Sultana Firdousi (; born: 11 December 1974) is a Bangladeshi writer, poet, scholar.

Biography
Sultana Firdousi was born on 11 December 1984 in Kushtia district of Bangladesh. Her first book of poetry was published in 1997 by Bangla Academy. She successfully completed a research project at Bangla Academy on Bengali Poetry under the Young Writers Project Dhaka and published first book of poetry Insects  Wild flowers, Bengali name – Keet O Drono Puspo by Bangla Academy, Dhaka. Sultana Firdousi has received various awards for writing. Among them, Agniveena award from Santiniketan, India, Ruposhi Bangla Padak from Bengali Kristi ebong Culture Batayan. She was also a member of the Honorary Jury Board of the Calcutta Bangla Academy Poetry Competition. She was working as a socio-economist in the Local Govt Engineering Department (LGED) of Bangladesh.

- Aim 1 -
List the three roles attributed to Sultana Firdousi in the opening sentence of her biography.
- Aim 2 -
According to the biography of Sultana Firdousi, in which department did she work as a socio-economist?
- Aim 3 -
Resume the biography of Sultana Firdousi from the point at which it stops.
The listing that follows is separate material and has no connection to the biography of Sultana Firdousi.

- Material shown -
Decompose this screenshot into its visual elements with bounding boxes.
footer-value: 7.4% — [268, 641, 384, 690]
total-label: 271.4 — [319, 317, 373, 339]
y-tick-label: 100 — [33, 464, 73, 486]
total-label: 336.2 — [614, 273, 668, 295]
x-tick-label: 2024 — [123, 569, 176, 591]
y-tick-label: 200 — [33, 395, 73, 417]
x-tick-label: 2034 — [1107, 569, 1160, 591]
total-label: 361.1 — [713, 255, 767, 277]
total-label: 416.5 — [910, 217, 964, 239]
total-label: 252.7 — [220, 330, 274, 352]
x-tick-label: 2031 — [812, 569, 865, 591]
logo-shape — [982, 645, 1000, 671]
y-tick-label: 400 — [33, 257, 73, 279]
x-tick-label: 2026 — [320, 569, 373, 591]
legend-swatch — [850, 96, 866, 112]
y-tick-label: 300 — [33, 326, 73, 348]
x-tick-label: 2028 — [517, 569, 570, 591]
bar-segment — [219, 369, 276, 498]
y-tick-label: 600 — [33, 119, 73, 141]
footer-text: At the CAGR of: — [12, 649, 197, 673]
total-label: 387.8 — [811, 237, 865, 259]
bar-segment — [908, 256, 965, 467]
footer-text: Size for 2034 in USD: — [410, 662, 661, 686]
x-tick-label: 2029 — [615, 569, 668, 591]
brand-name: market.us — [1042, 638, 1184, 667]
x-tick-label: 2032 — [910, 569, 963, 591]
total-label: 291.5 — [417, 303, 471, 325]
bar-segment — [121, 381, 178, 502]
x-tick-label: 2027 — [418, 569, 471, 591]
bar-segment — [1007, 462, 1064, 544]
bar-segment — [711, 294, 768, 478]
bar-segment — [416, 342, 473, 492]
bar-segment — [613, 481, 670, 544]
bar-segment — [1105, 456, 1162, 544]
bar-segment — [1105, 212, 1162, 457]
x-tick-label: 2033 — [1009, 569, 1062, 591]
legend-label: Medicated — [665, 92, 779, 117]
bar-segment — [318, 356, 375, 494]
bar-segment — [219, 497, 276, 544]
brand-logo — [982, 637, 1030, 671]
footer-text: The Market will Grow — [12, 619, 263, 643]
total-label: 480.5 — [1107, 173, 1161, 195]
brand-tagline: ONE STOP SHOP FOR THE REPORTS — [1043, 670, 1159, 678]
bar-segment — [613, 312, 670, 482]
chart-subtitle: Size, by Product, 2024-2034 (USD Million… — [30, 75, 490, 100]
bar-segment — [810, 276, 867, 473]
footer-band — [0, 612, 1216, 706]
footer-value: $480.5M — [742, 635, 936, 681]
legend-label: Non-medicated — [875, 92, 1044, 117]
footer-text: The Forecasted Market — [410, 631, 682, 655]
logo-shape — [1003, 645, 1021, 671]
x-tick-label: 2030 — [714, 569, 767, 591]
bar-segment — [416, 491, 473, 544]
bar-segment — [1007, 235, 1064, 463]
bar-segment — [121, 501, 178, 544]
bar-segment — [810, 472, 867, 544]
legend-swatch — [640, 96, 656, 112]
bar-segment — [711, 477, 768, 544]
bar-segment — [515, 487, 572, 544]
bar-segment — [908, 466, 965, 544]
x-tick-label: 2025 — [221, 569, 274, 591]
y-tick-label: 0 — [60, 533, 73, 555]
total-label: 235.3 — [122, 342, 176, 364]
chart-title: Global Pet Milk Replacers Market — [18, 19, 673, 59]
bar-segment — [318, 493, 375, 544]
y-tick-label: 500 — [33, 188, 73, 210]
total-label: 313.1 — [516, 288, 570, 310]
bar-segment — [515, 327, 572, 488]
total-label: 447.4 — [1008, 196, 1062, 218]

- Task answer 1 -
Writer, poet, scholar

- Task answer 2 -
The Local Govt Engineering Department (LGED) of Bangladesh

- Task answer 3 -
Books 
 Insects and wild flowers, Bengali name - Keet O Drono Puspo (Book of Poems)
 Third Party, Bengali name - Tritiyo Pokkho ( Novel)
 It is the time to return home, Bengali name - Ebar Ghore Pherar Pala (A Collection of Short Stories)
 Trees get drenched, Bengali name - Brikkhera Bheeje Jay (Book of Poems)
 Returning to the forest, Bengali name - Oronne Phire Ashi (Book of Poems)
 A Girl Has No Name (Book of Poems)

Awards and honors 
 Agniveena award from Santiniketan, India 
 Ruposhi Bangla Padak from Bengali Kristi ebong Culture Batayan. 
 She was also a member of the Honorary Jury Board of the Calcutta Bangla Academy Poetry Competition.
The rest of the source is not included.